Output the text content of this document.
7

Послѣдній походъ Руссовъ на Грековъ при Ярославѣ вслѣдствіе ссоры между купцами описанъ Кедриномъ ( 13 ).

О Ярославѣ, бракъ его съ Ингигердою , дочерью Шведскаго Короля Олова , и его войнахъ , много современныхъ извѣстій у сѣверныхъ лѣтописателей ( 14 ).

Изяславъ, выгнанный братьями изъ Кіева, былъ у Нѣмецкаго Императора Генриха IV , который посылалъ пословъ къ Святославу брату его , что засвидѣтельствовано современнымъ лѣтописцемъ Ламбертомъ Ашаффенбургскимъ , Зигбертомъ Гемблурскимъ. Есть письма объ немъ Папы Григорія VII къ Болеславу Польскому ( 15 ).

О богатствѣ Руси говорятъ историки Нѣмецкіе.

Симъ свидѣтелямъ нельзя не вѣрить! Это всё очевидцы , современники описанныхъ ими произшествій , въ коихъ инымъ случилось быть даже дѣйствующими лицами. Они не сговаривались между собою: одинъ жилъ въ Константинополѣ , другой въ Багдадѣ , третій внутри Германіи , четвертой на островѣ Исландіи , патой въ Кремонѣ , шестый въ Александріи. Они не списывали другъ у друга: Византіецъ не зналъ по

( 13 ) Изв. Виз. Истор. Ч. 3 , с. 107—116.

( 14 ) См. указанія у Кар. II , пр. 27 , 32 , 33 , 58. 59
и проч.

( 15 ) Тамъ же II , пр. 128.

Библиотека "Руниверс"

__________

→ **Exercise details**
Each line of the material above must be retyped precisely.

→ **Exercise answer**
Output the text content of this document.
7

Послѣдній походъ Руссовъ на Грековъ при Ярославѣ вслѣдствіе ссоры между купцами описанъ Кедриномъ ( 13 ).

О Ярославѣ, бракъ его съ Ингигердою , дочерью Шведскаго Короля Олова , и его войнахъ , много современныхъ извѣстій у сѣверныхъ лѣтописателей ( 14 ).

Изяславъ, выгнанный братьями изъ Кіева, былъ у Нѣмецкаго Императора Генриха IV , который посылалъ пословъ къ Святославу брату его , что засвидѣтельствовано современнымъ лѣтописцемъ Ламбертомъ Ашаффенбургскимъ , Зигбертомъ Гемблурскимъ. Есть письма объ немъ Папы Григорія VII къ Болеславу Польскому ( 15 ).

О богатствѣ Руси говорятъ историки Нѣмецкіе.

Симъ свидѣтелямъ нельзя не вѣрить! Это всё очевидцы , современники описанныхъ ими произшествій , въ коихъ инымъ случилось быть даже дѣйствующими лицами. Они не сговаривались между собою: одинъ жилъ въ Константинополѣ , другой въ Багдадѣ , третій внутри Германіи , четвертой на островѣ Исландіи , патой въ Кремонѣ , шестый въ Александріи. Они не списывали другъ у друга: Византіецъ не зналъ по

( 13 ) Изв. Виз. Истор. Ч. 3 , с. 107—116.

( 14 ) См. указанія у Кар. II , пр. 27 , 32 , 33 , 58. 59
и проч.

( 15 ) Тамъ же II , пр. 128.

Библиотека "Руниверс"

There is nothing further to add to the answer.